**읽을 글:**
= = = = = = =
모든 셀이 동일한 alpha 를 가지므로, 네트워크가 관리하는 것이 좋다. 네트워크는 alpha 를 파라메터로 갖는다. 아래 코드는 SearchCNN 에서 alpha 를 관리하는 부분이다. alpha 와 weights 를 구분하여 관리하고, 포워드 시에도 softmax(alpha) 를 통해 각 연산의 가중치를 계산하여 넣어준다.

# https://github.com/khanrc/pt.darts/blob/0.1/models/search_cnn.py
class SearchCNN(nn.Module):
    """ Search CNN model """
    def _init_alphas(self):
        """
        initialize architect parameters: alphas
        """
        n_ops = len(gt.PRIMITIVES)

        self.alpha_normal = nn.ParameterList()
        self.alpha_reduce = nn.ParameterList()

        for i in range(self.n_nodes):
            self.alpha_normal.append(nn.Parameter(1e-3*torch.randn(i+2, n_ops)))
            self.alpha_reduce.append(nn.Parameter(1e-3*torch.randn(i+2, n_ops)))

    def forward(self, x):
        s0 = s1 = self.stem(x)

        weights_normal = [F.softmax(alpha, dim=-1) for alpha in self.alpha_normal]
        weights_reduce = [F.softmax(alpha, dim=-1) for alpha in self.alpha_reduce]

        for cell in self.cells:
            weights = weights_reduce if cell.reduction else weights_normal
            s0, s1 = s1, cell(s0, s1, weights)

        out = self.gap(s1)
        out = out.view(out.size(0), -1) # flatten
        logits = self.linear(out)
        return logits
    
    def weights(self):
        for k, v in self.named_parameters():
            if 'alpha' not in k:
                yield v

    def alphas(self):
        for k, v in self.named_parameters():
            if 'alpha' in k:
                yield v
                
    def loss(self, X, y):
        logits = self(X)
        return self.criterion(logits, y)

특이한 점 중에 하나는 loss 함수인데, 일반적으로 모델 안에 로스를 집어넣지는 않는다. 모델과 로스는 종속된 개념이 아니므로 분리하는 것이 좋지만, unrolled gradient 를 계산할 때 로스를 여러번 계산해야 하기 때문에 코드의 중복을 줄이기 위해서 넣어주었다.

2. w 학습

child network weight 를 학습하는 것은 일반적인 학습과 다를 바가 없다. Optimizer 에게 alpha 를 제외하고 w 만 지정하여 넘겨줘야 하는 점만 주의하자.

# https://github.com/khanrc/pt.darts/blob/0.1/search.py
# weights optimizer
w_optim = torch.optim.SGD(model.weights(), config.w_lr, momentum=config.w_momentum,
                          weight_decay=config.w_weight_decay)
= = = = = = =
**과제 목표 1:**
SearchCNN 설명 글을 보고 다음 물음에 답하세요.
(a) forward 과정에서 각 연산의 가중치는 무엇을 통해 계산합니까?
(b) 모델 안에 loss 함수를 넣은 이유는 무엇입니까?
(c) w를 학습할 때 Optimizer에 무엇을 넘겨줘야 합니까?
**과제 목표 2:**
다음 문장이 SearchCNN 설명 글의 내용과 맞는지 판단하세요. 각 문장에 '예' 또는 '아니요'로 답하고, 근거가 되는 글의 구절을 그대로 인용하세요.
(a) 네트워크는 alpha를 파라메터로 가진다.
(b) 일반적으로 로스는 모델 안에 넣는다.
(c) child network weight를 학습하는 방식은 일반적인 학습과 크게 다르다.
**과제 목표 3:** SearchCNN 설명 글을 마지막 부분 다음부터 이어서 쓰세요.

요소가 나타나는 위치의 기록
= = = = = = =
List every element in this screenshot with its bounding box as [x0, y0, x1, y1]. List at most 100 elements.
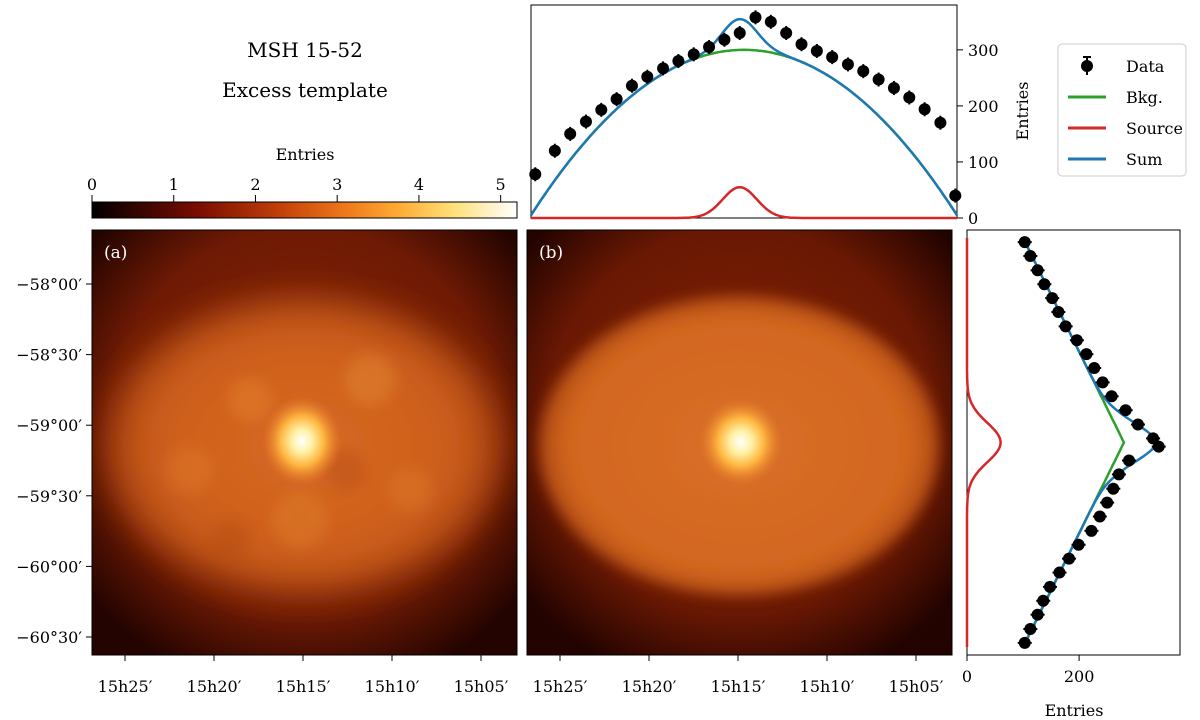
top-data-point: [841, 58, 854, 71]
right-data-point: [1053, 566, 1066, 579]
top-data-point: [687, 48, 700, 61]
top-ytick-label: 300: [968, 41, 999, 60]
legend-bkg-label: Bkg.: [1126, 88, 1163, 107]
ra-tick-label: 15h05′: [454, 677, 509, 696]
top-data-point: [857, 65, 870, 78]
legend: [1057, 43, 1187, 177]
colorbar-label: Entries: [276, 145, 335, 164]
right-data-point: [1024, 623, 1037, 636]
right-data-point: [1093, 510, 1106, 523]
map-a-frame: [91, 229, 518, 656]
legend-data-marker: [1081, 60, 1093, 72]
right-data-point: [1031, 608, 1044, 621]
top-data-point: [672, 55, 685, 68]
ra-tick-label: 15h10′: [800, 677, 855, 696]
right-data-point: [1096, 376, 1109, 389]
legend-items: Data Bkg. Source Sum: [1068, 56, 1183, 169]
top-ytick-label: 0: [968, 209, 978, 228]
figure-title-line1: MSH 15-52: [247, 38, 363, 62]
right-data-point: [1046, 292, 1059, 305]
legend-data-label: Data: [1126, 57, 1165, 76]
colorbar-tick-label: 1: [169, 175, 179, 194]
top-data-point: [934, 116, 947, 129]
right-data-point: [1119, 404, 1132, 417]
ra-tick-label: 15h05′: [889, 677, 944, 696]
dec-tick-label: −60°30′: [16, 628, 82, 647]
right-projection: 0 200: [962, 236, 1166, 686]
colorbar-tick-label: 2: [250, 175, 260, 194]
dec-tick-label: −58°30′: [16, 346, 82, 365]
top-data-point: [718, 33, 731, 46]
right-data-point: [1063, 552, 1076, 565]
colorbar: [91, 201, 518, 219]
top-data-point: [780, 27, 793, 40]
top-data-point: [918, 103, 931, 116]
top-data-point: [529, 168, 542, 181]
top-data-point: [595, 103, 608, 116]
right-data-point: [1152, 440, 1165, 453]
dec-tick-label: −58°00′: [16, 275, 82, 294]
right-data-point: [1037, 594, 1050, 607]
figure-title-line2: Excess template: [222, 78, 388, 102]
right-source-line: [965, 238, 1002, 647]
colorbar-ticks: 0 1 2 3 4 5: [87, 175, 506, 202]
top-projection-ylabel: Entries: [1013, 82, 1032, 141]
dec-tick-label: −59°00′: [16, 416, 82, 435]
right-data-point: [1088, 362, 1101, 375]
top-data-point: [625, 79, 638, 92]
top-data-point: [749, 11, 762, 24]
dec-tick-label: −60°00′: [16, 557, 82, 576]
top-sum-line: [529, 17, 959, 216]
top-data-point: [887, 81, 900, 94]
right-data-point: [1072, 538, 1085, 551]
ra-tick-label: 15h20′: [187, 677, 242, 696]
right-data-point: [1122, 454, 1135, 467]
right-xtick-label: 0: [962, 667, 972, 686]
top-data-point: [949, 189, 962, 202]
right-data-point: [1031, 264, 1044, 277]
panel-a-label: (a): [104, 243, 127, 263]
right-data-point: [1085, 524, 1098, 537]
map-b-frame: [526, 229, 953, 656]
right-data-point: [1018, 636, 1031, 649]
top-data-point: [810, 44, 823, 57]
top-data-point: [795, 38, 808, 51]
top-projection: 0 100 200 300: [529, 10, 999, 228]
top-data-point: [703, 41, 716, 54]
ra-tick-label: 15h10′: [365, 677, 420, 696]
colorbar-tick-label: 4: [414, 175, 424, 194]
right-data-point: [1112, 468, 1125, 481]
colorbar-tick-label: 0: [87, 175, 97, 194]
top-data-point: [764, 15, 777, 28]
right-data-point: [1043, 580, 1056, 593]
top-ytick-label: 100: [968, 153, 999, 172]
ra-tick-label: 15h15′: [711, 677, 766, 696]
legend-sum-label: Sum: [1126, 150, 1162, 169]
right-data-point: [1101, 496, 1114, 509]
top-ytick-label: 200: [968, 97, 999, 116]
excess-map-a: [92, 230, 517, 655]
top-data-point: [548, 144, 561, 157]
top-data-point: [733, 27, 746, 40]
right-data-point: [1107, 482, 1120, 495]
right-data-point: [1024, 249, 1037, 262]
top-data-point: [564, 127, 577, 140]
model-map-b: [527, 230, 952, 655]
legend-source-label: Source: [1126, 119, 1183, 138]
right-data-point: [1059, 320, 1072, 333]
dec-tick-label: −59°30′: [16, 487, 82, 506]
right-projection-xlabel: Entries: [1045, 701, 1104, 720]
top-data-point: [903, 91, 916, 104]
right-data-point: [1070, 334, 1083, 347]
right-data-point: [1038, 278, 1051, 291]
top-data-point: [610, 93, 623, 106]
top-data-point: [579, 115, 592, 128]
top-source-line: [531, 185, 957, 220]
top-data-point: [641, 70, 654, 83]
ra-tick-label: 15h25′: [98, 677, 153, 696]
right-data-point: [1018, 236, 1031, 249]
right-data-point: [1131, 418, 1144, 431]
ra-tick-label: 15h15′: [276, 677, 331, 696]
top-data-point: [872, 73, 885, 86]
= = = = = = =
**최종 결과 1:**
(a) 각 연산의 가중치는 softmax(alpha)를 통해 계산합니다.
(b) unrolled gradient를 계산할 때 로스를 여러 번 계산해야 하므로, 코드의 중복을 줄이려고 넣었습니다.
(c) alpha를 제외하고 w만 지정하여 넘겨줘야 합니다.

**최종 결과 2:**
(a) 예. "네트워크는 alpha 를 파라메터로 갖는다."
(b) 아니요. "일반적으로 모델 안에 로스를 집어넣지는 않는다."
(c) 아니요. "child network weight 를 학습하는 것은 일반적인 학습과 다를 바가 없다."

**최종 결과 3:**
for step, ((trn_X, trn_y), (val_X, val_y)) in enumerate(zip(train_loader, valid_loader)):
    # phase 1. child network step (w)
    w_optim.zero_grad()
    logits = model(trn_X)
    loss = model.criterion(logits, trn_y)
    loss.backward()
    # gradient clipping
    nn.utils.clip_grad_norm_(model.weights(), config.w_grad_clip)
    w_optim.step()

논문에서는 그라디언트 클리핑에 대한 얘기가 없지만 저자의 코드를 보면 그라디언트 클리핑을 해 준다. w를 학습할 때에는 training 데이터만을 사용하는데 쓸데없이 validation 데이터도 매번 읽어오는 이유는 alpha 를 학습할 때 필요하기 때문이다.

3. alpha 학습

Unrolled gradient 계산

# https://github.com/khanrc/pt.darts/blob/0.1/architect.py
class Architect():
    """ Compute gradients of alphas """
    def __init__(self, net, w_momentum, w_weight_decay):
        self.net = net
        self.w_momentum = w_momentum
        self.w_weight_decay = w_weight_decay

    def virtual_step(self, trn_X, trn_y, xi, w_optim):
    def unrolled_backward(self, trn_X, trn_y, val_X, val_y, xi, w_optim):
    def compute_hessian(self, dw, trn_X, trn_y):

architect 는 alpha 의 unrolled gradient 를 계산하기 위한 클래스다. 복잡해 보일 수 있지만 논문에 나온 수식을 충실히 따라가면서 구현하면 된다. Unrolled gradient 를 계산하기 위해서 가장 먼저 구해야 할 것이 virtual step $w’$ (1-step forward model) 이다.

\[w'= w-\xi \nabla_w L_{train}(w,\alpha)\]

def virtual_step(self, trn_X, trn_y, xi, w_optim):
    """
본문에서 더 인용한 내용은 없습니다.